Show only lines that include "网友回忆版".

— Start RECORDS FOR THIS TASK —

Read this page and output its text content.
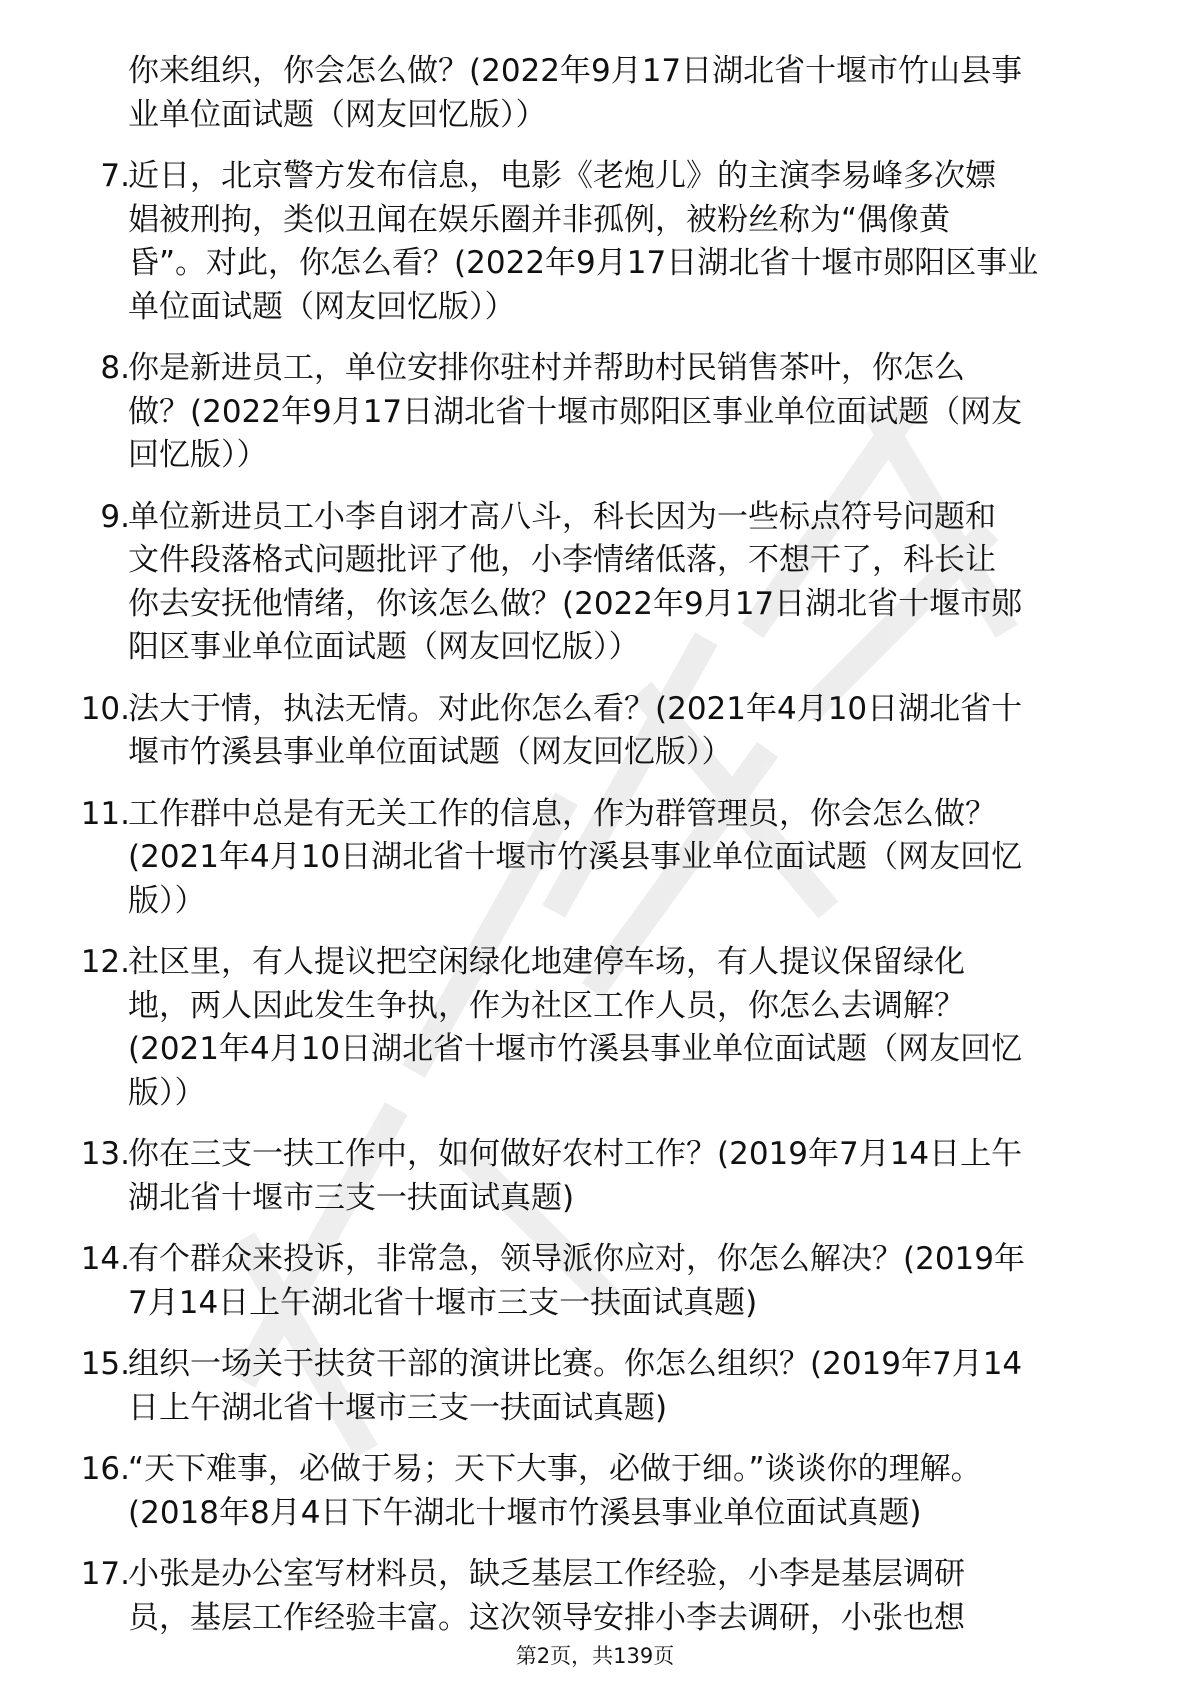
你来组织，你会怎么做？(2022年9月17日湖北省十堰市竹山县事
业单位面试题（网友回忆版））
7.
近日，北京警方发布信息，电影《老炮儿》的主演李易峰多次嫖
娼被刑拘，类似丑闻在娱乐圈并非孤例，被粉丝称为“偶像黄
昏”。对此，你怎么看？(2022年9月17日湖北省十堰市郧阳区事业
单位面试题（网友回忆版））
8.
你是新进员工，单位安排你驻村并帮助村民销售茶叶，你怎么
做？(2022年9月17日湖北省十堰市郧阳区事业单位面试题（网友
回忆版））
9.
单位新进员工小李自诩才高八斗，科长因为一些标点符号问题和
文件段落格式问题批评了他，小李情绪低落，不想干了，科长让
你去安抚他情绪，你该怎么做？(2022年9月17日湖北省十堰市郧
阳区事业单位面试题（网友回忆版））
10.
法大于情，执法无情。对此你怎么看？(2021年4月10日湖北省十
堰市竹溪县事业单位面试题（网友回忆版））
11.
工作群中总是有无关工作的信息，作为群管理员，你会怎么做？
(2021年4月10日湖北省十堰市竹溪县事业单位面试题（网友回忆
版））
12.
社区里，有人提议把空闲绿化地建停车场，有人提议保留绿化
地，两人因此发生争执，作为社区工作人员，你怎么去调解？
(2021年4月10日湖北省十堰市竹溪县事业单位面试题（网友回忆
版））
13.
你在三支一扶工作中，如何做好农村工作？(2019年7月14日上午
湖北省十堰市三支一扶面试真题)
14.
有个群众来投诉，非常急，领导派你应对，你怎么解决？(2019年
7月14日上午湖北省十堰市三支一扶面试真题)
15.
组织一场关于扶贫干部的演讲比赛。你怎么组织？(2019年7月14
日上午湖北省十堰市三支一扶面试真题)
16.
“天下难事，必做于易；天下大事，必做于细。”谈谈你的理解。
(2018年8月4日下午湖北十堰市竹溪县事业单位面试真题)
17.
小张是办公室写材料员，缺乏基层工作经验，小李是基层调研
员，基层工作经验丰富。这次领导安排小李去调研，小张也想
第2页，共139页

— End RECORDS FOR THIS TASK —

- [TASK SOLUTION]:
业单位面试题（网友回忆版））
单位面试题（网友回忆版））
阳区事业单位面试题（网友回忆版））
堰市竹溪县事业单位面试题（网友回忆版））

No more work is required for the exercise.